◆ **Requirements**: Copy out each line containing "zich" from the entries below.

++++++++++++++++++++

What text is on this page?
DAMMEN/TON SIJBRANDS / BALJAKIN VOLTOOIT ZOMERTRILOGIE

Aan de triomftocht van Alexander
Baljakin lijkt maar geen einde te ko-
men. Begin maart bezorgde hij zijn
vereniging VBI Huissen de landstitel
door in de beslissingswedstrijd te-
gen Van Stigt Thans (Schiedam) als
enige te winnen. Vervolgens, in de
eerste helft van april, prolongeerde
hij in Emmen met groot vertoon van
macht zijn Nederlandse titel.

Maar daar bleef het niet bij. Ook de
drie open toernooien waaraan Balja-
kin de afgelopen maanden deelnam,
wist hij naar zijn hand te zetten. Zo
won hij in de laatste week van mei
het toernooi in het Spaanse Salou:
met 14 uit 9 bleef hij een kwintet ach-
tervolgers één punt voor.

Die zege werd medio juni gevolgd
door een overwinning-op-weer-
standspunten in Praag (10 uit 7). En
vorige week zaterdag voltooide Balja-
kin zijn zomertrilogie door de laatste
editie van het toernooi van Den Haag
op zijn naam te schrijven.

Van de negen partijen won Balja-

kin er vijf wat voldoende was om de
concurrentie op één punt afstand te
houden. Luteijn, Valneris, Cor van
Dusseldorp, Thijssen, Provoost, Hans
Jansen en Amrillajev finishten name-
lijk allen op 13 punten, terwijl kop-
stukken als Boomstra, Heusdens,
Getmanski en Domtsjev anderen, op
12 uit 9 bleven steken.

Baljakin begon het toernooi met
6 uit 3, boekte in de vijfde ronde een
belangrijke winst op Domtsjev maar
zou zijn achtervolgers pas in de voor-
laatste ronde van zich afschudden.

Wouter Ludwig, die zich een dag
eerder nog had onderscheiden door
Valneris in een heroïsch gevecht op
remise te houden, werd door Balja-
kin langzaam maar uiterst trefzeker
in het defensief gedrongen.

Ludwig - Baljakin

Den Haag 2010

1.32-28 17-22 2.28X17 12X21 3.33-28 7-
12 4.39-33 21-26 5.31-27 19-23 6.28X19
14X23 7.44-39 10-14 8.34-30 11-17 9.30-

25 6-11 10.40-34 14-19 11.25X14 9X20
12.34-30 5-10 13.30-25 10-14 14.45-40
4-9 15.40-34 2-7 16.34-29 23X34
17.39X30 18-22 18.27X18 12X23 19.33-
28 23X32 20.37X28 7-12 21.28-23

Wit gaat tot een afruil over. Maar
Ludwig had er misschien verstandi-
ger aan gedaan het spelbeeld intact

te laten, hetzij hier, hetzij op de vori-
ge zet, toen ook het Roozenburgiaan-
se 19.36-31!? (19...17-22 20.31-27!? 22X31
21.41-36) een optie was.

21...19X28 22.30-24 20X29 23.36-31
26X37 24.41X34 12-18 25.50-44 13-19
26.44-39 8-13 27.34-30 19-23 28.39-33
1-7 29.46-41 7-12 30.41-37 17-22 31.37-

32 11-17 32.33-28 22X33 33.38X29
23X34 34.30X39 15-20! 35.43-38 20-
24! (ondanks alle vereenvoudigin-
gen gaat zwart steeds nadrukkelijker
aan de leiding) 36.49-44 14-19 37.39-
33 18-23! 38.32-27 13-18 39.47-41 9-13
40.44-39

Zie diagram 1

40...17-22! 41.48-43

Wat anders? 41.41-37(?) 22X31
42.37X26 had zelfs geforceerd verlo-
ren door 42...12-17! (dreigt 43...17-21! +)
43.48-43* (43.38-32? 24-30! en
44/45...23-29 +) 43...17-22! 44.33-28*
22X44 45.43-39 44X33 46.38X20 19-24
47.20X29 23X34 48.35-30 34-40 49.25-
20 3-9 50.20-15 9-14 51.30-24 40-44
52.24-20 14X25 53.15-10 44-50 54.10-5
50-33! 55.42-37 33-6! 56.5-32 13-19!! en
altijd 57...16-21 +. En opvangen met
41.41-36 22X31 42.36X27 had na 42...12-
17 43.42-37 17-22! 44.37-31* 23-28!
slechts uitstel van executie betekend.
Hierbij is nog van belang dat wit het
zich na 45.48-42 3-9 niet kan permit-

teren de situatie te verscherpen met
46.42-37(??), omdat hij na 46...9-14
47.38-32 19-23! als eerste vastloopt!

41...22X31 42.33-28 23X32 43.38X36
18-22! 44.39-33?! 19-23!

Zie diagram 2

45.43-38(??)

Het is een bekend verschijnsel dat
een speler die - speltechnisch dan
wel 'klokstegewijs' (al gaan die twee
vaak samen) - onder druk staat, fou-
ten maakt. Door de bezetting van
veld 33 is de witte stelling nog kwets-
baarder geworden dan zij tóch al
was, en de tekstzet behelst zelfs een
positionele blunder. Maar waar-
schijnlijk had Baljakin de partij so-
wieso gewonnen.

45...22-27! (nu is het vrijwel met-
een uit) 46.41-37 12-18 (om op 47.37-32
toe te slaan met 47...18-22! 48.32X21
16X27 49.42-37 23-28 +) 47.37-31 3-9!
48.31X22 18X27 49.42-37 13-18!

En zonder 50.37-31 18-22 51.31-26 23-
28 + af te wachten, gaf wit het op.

++++++++++++++++++++

◆ **Completed exercise**:
laatste ronde van zich afschudden.
Wouter Ludwig, die zich een dag
zich na 45.48-42 3-9 niet kan permit-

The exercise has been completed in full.